** Provided records **

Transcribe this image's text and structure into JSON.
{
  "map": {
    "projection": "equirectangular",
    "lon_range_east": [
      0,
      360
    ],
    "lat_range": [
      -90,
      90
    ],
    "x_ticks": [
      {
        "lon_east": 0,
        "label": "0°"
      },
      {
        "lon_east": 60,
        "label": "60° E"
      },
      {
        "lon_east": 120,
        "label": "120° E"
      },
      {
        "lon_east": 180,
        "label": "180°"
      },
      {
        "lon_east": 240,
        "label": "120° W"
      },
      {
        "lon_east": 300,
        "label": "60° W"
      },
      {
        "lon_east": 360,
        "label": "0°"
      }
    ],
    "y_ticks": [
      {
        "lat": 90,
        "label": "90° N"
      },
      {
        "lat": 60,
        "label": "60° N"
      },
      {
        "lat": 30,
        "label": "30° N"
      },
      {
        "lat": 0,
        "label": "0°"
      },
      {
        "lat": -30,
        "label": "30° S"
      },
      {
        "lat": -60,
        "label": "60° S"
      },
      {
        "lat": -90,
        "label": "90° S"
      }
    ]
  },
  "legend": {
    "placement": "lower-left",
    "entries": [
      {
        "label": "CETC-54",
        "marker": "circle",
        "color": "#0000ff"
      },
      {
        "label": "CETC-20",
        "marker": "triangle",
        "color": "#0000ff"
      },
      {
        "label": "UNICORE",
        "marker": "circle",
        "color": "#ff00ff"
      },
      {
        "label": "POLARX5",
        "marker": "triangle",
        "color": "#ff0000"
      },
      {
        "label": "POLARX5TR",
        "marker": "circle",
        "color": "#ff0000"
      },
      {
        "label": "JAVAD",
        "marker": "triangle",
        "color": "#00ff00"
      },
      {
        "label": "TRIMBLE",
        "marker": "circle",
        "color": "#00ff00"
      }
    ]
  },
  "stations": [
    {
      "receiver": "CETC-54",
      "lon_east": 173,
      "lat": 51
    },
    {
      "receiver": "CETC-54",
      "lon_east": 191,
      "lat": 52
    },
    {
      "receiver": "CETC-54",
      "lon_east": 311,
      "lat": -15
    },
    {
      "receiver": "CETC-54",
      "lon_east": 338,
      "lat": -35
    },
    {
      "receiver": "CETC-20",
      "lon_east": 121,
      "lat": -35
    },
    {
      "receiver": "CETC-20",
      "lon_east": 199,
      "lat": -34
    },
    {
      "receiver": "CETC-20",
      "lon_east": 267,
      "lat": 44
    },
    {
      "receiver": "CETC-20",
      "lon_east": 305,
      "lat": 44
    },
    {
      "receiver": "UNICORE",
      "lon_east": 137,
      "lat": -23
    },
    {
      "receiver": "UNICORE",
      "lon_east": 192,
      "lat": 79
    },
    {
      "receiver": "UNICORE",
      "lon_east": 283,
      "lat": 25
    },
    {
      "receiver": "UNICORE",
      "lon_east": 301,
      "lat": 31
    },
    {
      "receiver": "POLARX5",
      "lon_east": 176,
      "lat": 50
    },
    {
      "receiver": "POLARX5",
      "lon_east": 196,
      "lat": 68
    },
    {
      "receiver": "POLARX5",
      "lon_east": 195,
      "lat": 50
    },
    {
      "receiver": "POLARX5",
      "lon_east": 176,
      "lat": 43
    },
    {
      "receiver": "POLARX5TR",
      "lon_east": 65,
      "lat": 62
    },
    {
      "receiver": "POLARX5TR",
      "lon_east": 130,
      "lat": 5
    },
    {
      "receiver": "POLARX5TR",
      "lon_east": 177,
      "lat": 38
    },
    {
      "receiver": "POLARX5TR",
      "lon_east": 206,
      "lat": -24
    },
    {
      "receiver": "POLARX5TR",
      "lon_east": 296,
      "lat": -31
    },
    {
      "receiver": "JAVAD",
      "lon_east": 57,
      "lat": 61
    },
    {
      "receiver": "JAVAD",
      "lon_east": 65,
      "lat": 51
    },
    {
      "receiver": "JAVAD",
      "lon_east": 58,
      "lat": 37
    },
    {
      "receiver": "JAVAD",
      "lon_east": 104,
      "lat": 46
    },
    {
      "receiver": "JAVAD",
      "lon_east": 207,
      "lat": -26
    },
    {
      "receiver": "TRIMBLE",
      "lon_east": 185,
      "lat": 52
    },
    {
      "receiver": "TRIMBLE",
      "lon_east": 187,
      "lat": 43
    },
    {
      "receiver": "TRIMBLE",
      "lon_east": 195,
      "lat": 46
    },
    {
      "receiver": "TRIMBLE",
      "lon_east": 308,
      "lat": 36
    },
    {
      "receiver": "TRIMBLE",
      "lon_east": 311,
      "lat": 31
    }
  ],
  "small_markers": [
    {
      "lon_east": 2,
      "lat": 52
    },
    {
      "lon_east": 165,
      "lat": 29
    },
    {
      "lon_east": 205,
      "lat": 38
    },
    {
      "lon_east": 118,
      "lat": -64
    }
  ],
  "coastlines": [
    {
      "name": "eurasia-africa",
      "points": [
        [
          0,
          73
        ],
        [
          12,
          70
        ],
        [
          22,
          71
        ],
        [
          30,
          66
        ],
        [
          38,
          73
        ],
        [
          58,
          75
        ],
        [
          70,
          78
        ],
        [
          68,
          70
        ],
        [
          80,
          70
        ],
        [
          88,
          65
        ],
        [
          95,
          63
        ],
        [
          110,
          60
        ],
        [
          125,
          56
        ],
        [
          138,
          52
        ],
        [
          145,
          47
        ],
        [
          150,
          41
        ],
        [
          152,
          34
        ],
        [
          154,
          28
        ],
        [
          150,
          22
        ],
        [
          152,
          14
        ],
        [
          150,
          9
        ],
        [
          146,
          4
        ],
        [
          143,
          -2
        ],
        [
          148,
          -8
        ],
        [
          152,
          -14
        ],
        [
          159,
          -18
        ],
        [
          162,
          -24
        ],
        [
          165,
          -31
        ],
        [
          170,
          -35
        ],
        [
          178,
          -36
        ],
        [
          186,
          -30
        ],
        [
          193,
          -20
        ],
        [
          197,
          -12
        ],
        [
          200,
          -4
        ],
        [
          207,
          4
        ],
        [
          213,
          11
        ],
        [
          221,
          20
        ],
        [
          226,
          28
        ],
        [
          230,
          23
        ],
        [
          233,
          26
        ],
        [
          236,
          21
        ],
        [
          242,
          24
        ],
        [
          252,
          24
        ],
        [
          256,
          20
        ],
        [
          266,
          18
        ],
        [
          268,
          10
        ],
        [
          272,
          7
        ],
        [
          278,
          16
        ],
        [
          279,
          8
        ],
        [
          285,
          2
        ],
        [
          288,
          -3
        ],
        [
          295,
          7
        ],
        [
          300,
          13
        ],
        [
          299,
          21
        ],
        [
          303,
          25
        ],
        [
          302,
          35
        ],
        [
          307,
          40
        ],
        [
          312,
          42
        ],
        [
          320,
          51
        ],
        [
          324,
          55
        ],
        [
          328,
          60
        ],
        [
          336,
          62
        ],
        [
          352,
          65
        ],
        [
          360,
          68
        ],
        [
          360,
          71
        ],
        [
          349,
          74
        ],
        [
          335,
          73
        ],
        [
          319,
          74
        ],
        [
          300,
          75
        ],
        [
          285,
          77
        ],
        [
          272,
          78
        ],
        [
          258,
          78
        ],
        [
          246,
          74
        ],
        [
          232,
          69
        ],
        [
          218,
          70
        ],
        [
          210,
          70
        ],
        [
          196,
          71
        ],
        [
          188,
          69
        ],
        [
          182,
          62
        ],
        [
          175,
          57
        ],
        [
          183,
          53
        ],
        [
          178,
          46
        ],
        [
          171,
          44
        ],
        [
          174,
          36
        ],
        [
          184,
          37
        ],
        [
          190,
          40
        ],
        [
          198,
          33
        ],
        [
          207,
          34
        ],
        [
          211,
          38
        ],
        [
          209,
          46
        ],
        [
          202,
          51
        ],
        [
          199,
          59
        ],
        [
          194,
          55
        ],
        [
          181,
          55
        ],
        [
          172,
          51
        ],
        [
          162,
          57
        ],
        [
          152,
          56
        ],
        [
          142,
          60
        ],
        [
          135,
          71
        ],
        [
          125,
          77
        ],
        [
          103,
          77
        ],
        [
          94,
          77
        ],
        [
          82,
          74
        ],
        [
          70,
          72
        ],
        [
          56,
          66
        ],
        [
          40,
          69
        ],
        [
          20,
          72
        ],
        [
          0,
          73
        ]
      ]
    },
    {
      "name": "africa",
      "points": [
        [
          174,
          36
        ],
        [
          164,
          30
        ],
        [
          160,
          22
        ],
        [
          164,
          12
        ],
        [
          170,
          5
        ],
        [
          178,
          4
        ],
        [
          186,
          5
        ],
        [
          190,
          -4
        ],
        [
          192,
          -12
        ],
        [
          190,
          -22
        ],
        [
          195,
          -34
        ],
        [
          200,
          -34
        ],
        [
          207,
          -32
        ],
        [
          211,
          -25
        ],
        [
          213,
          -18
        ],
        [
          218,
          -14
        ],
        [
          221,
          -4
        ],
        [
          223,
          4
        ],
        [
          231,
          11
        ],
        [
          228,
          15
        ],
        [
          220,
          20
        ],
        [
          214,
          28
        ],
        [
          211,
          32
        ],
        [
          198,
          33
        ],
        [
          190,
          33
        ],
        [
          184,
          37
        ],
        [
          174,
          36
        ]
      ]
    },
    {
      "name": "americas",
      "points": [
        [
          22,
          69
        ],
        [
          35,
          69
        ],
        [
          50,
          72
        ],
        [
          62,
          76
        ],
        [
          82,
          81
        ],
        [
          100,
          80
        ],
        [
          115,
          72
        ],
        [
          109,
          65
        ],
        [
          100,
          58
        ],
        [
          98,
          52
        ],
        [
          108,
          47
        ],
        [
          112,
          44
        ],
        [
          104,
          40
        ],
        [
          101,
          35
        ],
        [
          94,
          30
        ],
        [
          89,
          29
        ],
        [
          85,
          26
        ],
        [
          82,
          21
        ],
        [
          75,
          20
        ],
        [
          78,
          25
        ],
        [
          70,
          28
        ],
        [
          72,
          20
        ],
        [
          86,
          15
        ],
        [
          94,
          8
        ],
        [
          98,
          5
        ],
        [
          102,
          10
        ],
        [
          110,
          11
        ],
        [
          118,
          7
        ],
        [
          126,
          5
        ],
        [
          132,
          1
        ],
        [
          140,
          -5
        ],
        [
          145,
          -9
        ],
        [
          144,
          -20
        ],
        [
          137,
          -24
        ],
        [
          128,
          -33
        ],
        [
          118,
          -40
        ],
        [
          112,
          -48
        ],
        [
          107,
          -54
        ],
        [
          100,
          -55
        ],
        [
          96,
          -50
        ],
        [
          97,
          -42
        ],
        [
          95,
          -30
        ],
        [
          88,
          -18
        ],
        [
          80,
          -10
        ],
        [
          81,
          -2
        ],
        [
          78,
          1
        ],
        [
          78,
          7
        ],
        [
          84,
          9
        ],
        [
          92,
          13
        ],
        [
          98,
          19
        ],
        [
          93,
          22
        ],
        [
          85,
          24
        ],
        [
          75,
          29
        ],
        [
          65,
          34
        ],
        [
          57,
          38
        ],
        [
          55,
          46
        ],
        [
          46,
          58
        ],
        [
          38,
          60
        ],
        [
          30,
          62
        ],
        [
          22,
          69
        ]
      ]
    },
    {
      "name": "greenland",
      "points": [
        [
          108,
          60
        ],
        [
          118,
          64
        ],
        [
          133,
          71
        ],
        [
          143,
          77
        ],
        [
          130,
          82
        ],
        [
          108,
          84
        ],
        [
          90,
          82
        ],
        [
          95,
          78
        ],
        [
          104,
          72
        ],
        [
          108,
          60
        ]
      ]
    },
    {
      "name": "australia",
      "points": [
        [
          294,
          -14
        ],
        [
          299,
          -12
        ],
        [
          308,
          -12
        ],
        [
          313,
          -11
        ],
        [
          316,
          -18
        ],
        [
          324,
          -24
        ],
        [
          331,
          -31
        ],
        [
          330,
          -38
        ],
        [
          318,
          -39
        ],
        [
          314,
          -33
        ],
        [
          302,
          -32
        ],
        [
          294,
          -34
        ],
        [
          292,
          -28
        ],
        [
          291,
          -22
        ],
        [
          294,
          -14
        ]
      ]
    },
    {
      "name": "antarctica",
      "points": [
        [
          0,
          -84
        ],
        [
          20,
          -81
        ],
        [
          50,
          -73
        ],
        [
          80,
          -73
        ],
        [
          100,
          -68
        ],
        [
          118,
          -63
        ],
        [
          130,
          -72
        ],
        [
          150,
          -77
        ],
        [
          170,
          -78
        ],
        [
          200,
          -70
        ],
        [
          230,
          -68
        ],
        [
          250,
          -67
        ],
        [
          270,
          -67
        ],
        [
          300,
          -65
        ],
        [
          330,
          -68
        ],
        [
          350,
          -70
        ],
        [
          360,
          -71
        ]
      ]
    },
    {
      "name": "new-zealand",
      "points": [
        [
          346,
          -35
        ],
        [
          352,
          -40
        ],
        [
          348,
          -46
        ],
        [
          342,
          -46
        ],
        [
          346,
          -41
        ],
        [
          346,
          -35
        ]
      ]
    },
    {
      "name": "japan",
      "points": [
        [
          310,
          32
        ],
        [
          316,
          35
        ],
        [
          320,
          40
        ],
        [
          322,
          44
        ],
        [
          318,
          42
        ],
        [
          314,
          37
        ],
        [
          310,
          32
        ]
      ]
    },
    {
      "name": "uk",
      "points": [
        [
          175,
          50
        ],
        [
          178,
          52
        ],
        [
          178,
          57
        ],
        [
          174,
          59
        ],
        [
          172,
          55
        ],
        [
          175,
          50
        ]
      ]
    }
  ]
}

** Brief **
Locate all lines in the listing above with the word "name" and copy them.

** The output **
      "name": "eurasia-africa",
      "name": "africa",
      "name": "americas",
      "name": "greenland",
      "name": "australia",
      "name": "antarctica",
      "name": "new-zealand",
      "name": "japan",
      "name": "uk",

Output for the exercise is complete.